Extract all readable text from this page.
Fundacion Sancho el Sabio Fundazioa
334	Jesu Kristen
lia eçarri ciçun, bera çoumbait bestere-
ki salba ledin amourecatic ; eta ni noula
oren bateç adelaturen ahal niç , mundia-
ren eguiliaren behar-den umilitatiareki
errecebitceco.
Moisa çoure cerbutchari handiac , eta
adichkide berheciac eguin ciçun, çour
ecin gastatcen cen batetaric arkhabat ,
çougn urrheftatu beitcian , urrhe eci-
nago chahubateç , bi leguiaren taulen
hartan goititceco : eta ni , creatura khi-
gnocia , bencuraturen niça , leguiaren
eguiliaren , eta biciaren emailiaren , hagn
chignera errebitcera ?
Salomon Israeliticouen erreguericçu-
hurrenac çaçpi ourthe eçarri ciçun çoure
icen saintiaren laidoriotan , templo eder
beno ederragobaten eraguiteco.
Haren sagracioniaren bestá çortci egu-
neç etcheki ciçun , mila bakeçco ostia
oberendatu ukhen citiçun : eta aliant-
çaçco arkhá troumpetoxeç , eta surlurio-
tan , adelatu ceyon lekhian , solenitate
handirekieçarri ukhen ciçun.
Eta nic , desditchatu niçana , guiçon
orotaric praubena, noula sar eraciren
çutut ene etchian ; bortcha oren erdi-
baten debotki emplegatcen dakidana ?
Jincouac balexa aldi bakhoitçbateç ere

______

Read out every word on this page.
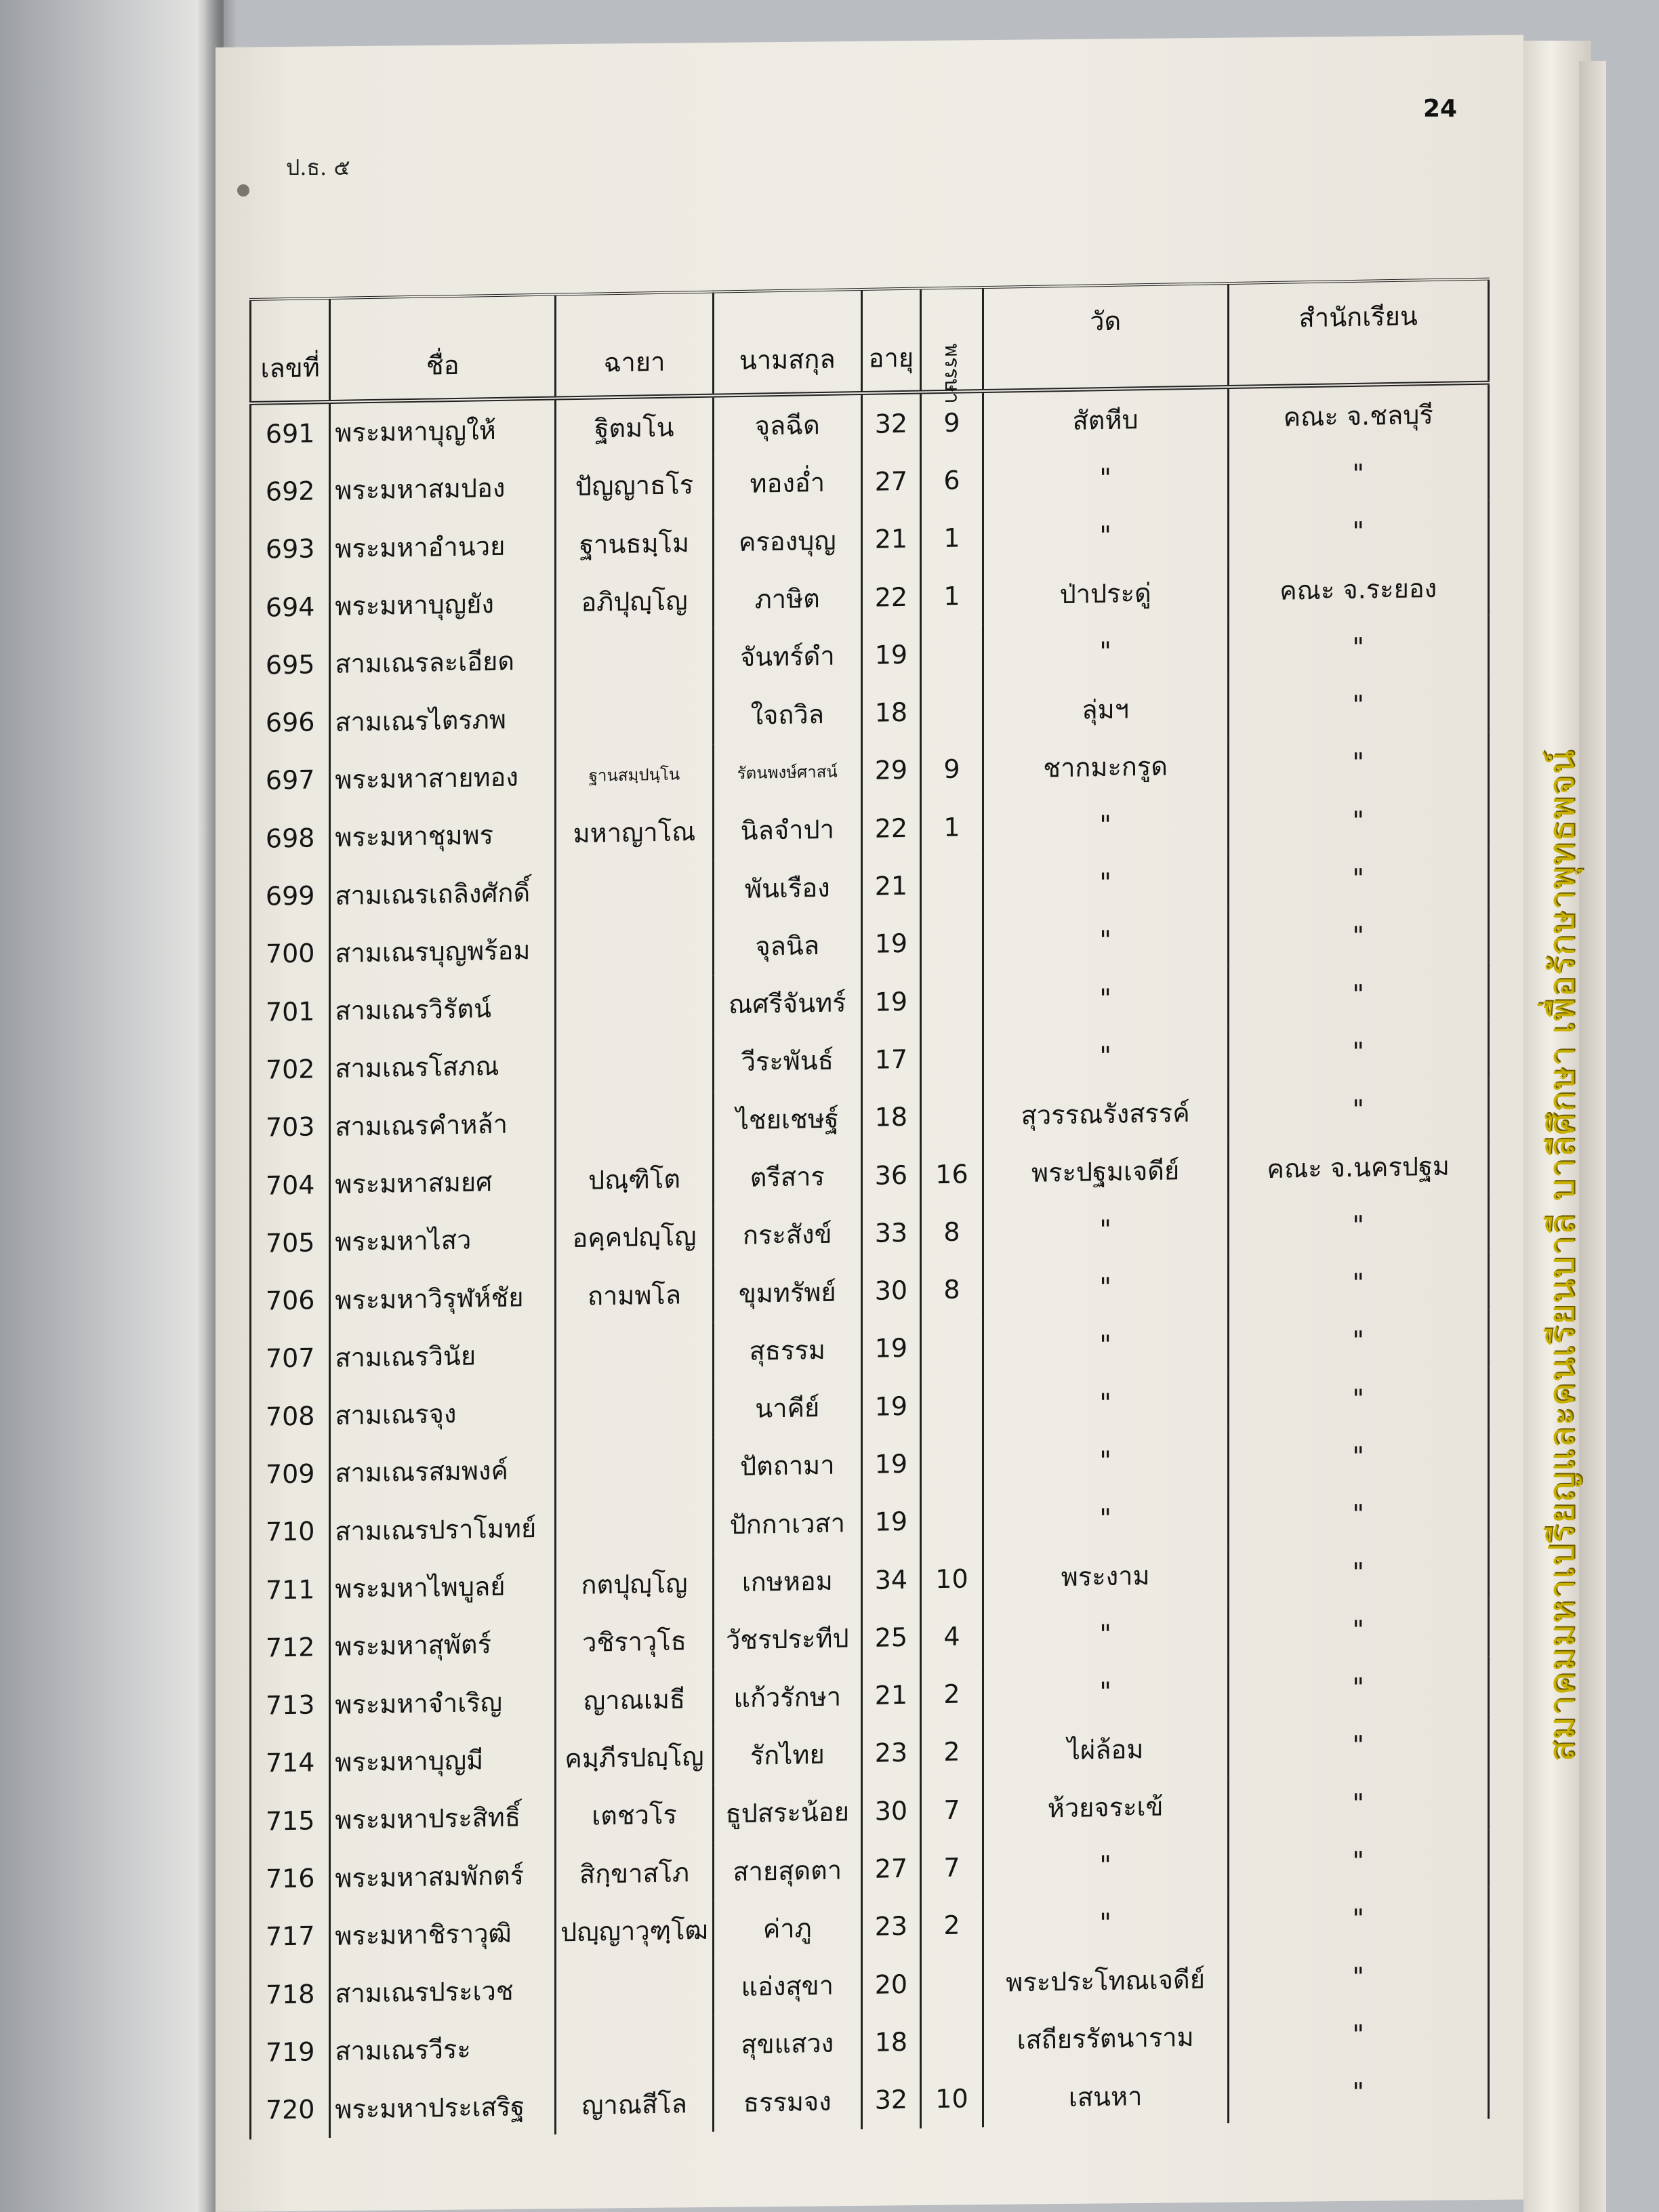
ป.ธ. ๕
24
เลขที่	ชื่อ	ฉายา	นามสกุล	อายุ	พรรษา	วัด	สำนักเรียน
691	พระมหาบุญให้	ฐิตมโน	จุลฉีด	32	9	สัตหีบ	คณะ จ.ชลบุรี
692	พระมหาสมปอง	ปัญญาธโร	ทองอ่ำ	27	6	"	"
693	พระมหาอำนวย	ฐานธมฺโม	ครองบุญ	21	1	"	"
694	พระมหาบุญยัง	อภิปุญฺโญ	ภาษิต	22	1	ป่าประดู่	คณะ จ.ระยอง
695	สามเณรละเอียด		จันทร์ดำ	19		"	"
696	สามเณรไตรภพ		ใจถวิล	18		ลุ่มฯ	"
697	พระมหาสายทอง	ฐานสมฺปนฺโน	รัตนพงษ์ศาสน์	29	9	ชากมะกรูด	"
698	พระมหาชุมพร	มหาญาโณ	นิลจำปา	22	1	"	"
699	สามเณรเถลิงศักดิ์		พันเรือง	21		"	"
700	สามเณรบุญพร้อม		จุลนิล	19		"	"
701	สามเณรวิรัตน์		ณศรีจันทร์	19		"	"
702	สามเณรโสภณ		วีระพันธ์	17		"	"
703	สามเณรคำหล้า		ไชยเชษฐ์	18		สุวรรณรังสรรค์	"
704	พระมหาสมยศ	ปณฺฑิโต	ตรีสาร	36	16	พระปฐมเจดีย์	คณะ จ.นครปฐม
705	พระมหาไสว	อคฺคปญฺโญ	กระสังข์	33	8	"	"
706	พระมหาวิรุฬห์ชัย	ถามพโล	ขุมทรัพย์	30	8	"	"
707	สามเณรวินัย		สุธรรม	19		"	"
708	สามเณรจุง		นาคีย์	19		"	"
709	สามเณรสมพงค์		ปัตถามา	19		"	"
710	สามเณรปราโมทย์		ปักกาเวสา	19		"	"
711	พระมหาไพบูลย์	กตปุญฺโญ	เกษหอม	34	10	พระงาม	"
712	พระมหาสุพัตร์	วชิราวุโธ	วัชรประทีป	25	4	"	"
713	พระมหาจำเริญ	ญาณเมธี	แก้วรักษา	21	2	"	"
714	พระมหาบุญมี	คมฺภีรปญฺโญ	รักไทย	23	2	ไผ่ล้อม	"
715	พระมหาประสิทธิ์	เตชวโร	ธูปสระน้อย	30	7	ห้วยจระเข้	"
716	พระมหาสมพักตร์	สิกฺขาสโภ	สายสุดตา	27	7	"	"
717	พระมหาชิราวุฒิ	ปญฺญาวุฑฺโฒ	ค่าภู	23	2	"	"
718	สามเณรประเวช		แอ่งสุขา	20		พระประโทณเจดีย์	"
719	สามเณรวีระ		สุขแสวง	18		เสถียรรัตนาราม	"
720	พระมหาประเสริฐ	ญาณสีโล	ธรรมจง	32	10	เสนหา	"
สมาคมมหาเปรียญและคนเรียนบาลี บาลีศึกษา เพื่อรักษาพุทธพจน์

______

** STATED EXERCISE **
Reproduce each line of the entries in which the word "page" is found.

** ANSWER IN FULL **
Extract all readable text from this page.
Read out every word on this page.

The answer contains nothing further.